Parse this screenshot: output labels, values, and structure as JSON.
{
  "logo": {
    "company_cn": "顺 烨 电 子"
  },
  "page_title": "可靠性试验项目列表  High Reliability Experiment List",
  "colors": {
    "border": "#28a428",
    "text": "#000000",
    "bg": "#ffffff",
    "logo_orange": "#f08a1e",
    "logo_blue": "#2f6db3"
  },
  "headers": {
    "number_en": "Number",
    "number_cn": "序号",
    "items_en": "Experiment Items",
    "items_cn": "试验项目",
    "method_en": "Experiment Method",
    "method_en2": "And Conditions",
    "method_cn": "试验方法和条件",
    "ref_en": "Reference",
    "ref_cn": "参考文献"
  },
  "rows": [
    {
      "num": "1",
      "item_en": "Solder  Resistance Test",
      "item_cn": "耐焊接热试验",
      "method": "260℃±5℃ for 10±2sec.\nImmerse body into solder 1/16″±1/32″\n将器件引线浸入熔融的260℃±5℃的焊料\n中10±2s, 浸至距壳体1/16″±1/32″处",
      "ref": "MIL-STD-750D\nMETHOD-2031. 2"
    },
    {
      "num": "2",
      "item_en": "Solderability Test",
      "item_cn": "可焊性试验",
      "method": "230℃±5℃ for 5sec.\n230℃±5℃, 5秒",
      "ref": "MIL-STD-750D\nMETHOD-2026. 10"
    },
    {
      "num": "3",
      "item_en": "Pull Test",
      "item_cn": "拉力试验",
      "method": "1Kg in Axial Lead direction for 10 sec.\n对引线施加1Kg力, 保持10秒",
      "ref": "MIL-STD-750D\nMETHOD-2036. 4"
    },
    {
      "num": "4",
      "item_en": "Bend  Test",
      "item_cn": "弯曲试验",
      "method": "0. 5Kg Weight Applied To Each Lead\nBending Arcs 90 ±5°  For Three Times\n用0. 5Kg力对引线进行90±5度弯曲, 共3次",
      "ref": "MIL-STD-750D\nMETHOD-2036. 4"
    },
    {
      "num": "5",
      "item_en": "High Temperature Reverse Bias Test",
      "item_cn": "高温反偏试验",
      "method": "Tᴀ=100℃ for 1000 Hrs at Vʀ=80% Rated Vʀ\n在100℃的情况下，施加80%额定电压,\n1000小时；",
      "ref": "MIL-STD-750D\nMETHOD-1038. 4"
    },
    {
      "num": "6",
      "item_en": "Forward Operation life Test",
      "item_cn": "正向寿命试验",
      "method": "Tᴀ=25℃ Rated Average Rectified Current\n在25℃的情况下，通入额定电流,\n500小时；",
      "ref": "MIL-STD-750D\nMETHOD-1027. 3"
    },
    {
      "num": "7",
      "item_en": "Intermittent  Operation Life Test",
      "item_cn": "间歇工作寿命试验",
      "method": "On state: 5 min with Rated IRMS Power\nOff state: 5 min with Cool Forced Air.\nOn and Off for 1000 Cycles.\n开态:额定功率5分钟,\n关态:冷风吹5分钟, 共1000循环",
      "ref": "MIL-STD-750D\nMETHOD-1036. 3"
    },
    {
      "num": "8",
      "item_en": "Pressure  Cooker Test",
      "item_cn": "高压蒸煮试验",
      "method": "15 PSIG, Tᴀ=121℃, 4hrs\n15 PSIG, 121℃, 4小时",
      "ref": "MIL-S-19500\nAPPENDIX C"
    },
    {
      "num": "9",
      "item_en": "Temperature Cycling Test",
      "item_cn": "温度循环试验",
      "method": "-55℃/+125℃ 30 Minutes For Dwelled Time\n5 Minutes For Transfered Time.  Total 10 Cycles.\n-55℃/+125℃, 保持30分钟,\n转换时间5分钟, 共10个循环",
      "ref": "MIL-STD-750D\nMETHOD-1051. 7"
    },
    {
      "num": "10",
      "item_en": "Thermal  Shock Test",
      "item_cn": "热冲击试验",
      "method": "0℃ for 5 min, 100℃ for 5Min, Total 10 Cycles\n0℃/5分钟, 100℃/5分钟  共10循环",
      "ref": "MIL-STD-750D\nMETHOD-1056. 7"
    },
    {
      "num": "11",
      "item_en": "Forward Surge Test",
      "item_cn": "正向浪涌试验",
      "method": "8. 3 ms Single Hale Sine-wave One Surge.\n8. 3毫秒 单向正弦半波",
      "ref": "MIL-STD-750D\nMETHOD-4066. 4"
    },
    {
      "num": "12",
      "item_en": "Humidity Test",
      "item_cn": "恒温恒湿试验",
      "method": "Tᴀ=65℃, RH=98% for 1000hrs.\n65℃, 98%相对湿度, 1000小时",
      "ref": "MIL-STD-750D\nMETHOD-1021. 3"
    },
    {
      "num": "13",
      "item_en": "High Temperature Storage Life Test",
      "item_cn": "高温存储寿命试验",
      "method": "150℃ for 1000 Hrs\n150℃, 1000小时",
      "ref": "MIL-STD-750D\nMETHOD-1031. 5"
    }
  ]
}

= WHAT YOU HAVE TO DO =
Take the lines above and print them exactly.

= TASK RESPONSE =
Parse this screenshot: output labels, values, and structure as JSON.
{
  "logo": {
    "company_cn": "顺 烨 电 子"
  },
  "page_title": "可靠性试验项目列表  High Reliability Experiment List",
  "colors": {
    "border": "#28a428",
    "text": "#000000",
    "bg": "#ffffff",
    "logo_orange": "#f08a1e",
    "logo_blue": "#2f6db3"
  },
  "headers": {
    "number_en": "Number",
    "number_cn": "序号",
    "items_en": "Experiment Items",
    "items_cn": "试验项目",
    "method_en": "Experiment Method",
    "method_en2": "And Conditions",
    "method_cn": "试验方法和条件",
    "ref_en": "Reference",
    "ref_cn": "参考文献"
  },
  "rows": [
    {
      "num": "1",
      "item_en": "Solder  Resistance Test",
      "item_cn": "耐焊接热试验",
      "method": "260℃±5℃ for 10±2sec.\nImmerse body into solder 1/16″±1/32″\n将器件引线浸入熔融的260℃±5℃的焊料\n中10±2s, 浸至距壳体1/16″±1/32″处",
      "ref": "MIL-STD-750D\nMETHOD-2031. 2"
    },
    {
      "num": "2",
      "item_en": "Solderability Test",
      "item_cn": "可焊性试验",
      "method": "230℃±5℃ for 5sec.\n230℃±5℃, 5秒",
      "ref": "MIL-STD-750D\nMETHOD-2026. 10"
    },
    {
      "num": "3",
      "item_en": "Pull Test",
      "item_cn": "拉力试验",
      "method": "1Kg in Axial Lead direction for 10 sec.\n对引线施加1Kg力, 保持10秒",
      "ref": "MIL-STD-750D\nMETHOD-2036. 4"
    },
    {
      "num": "4",
      "item_en": "Bend  Test",
      "item_cn": "弯曲试验",
      "method": "0. 5Kg Weight Applied To Each Lead\nBending Arcs 90 ±5°  For Three Times\n用0. 5Kg力对引线进行90±5度弯曲, 共3次",
      "ref": "MIL-STD-750D\nMETHOD-2036. 4"
    },
    {
      "num": "5",
      "item_en": "High Temperature Reverse Bias Test",
      "item_cn": "高温反偏试验",
      "method": "Tᴀ=100℃ for 1000 Hrs at Vʀ=80% Rated Vʀ\n在100℃的情况下，施加80%额定电压,\n1000小时；",
      "ref": "MIL-STD-750D\nMETHOD-1038. 4"
    },
    {
      "num": "6",
      "item_en": "Forward Operation life Test",
      "item_cn": "正向寿命试验",
      "method": "Tᴀ=25℃ Rated Average Rectified Current\n在25℃的情况下，通入额定电流,\n500小时；",
      "ref": "MIL-STD-750D\nMETHOD-1027. 3"
    },
    {
      "num": "7",
      "item_en": "Intermittent  Operation Life Test",
      "item_cn": "间歇工作寿命试验",
      "method": "On state: 5 min with Rated IRMS Power\nOff state: 5 min with Cool Forced Air.\nOn and Off for 1000 Cycles.\n开态:额定功率5分钟,\n关态:冷风吹5分钟, 共1000循环",
      "ref": "MIL-STD-750D\nMETHOD-1036. 3"
    },
    {
      "num": "8",
      "item_en": "Pressure  Cooker Test",
      "item_cn": "高压蒸煮试验",
      "method": "15 PSIG, Tᴀ=121℃, 4hrs\n15 PSIG, 121℃, 4小时",
      "ref": "MIL-S-19500\nAPPENDIX C"
    },
    {
      "num": "9",
      "item_en": "Temperature Cycling Test",
      "item_cn": "温度循环试验",
      "method": "-55℃/+125℃ 30 Minutes For Dwelled Time\n5 Minutes For Transfered Time.  Total 10 Cycles.\n-55℃/+125℃, 保持30分钟,\n转换时间5分钟, 共10个循环",
      "ref": "MIL-STD-750D\nMETHOD-1051. 7"
    },
    {
      "num": "10",
      "item_en": "Thermal  Shock Test",
      "item_cn": "热冲击试验",
      "method": "0℃ for 5 min, 100℃ for 5Min, Total 10 Cycles\n0℃/5分钟, 100℃/5分钟  共10循环",
      "ref": "MIL-STD-750D\nMETHOD-1056. 7"
    },
    {
      "num": "11",
      "item_en": "Forward Surge Test",
      "item_cn": "正向浪涌试验",
      "method": "8. 3 ms Single Hale Sine-wave One Surge.\n8. 3毫秒 单向正弦半波",
      "ref": "MIL-STD-750D\nMETHOD-4066. 4"
    },
    {
      "num": "12",
      "item_en": "Humidity Test",
      "item_cn": "恒温恒湿试验",
      "method": "Tᴀ=65℃, RH=98% for 1000hrs.\n65℃, 98%相对湿度, 1000小时",
      "ref": "MIL-STD-750D\nMETHOD-1021. 3"
    },
    {
      "num": "13",
      "item_en": "High Temperature Storage Life Test",
      "item_cn": "高温存储寿命试验",
      "method": "150℃ for 1000 Hrs\n150℃, 1000小时",
      "ref": "MIL-STD-750D\nMETHOD-1031. 5"
    }
  ]
}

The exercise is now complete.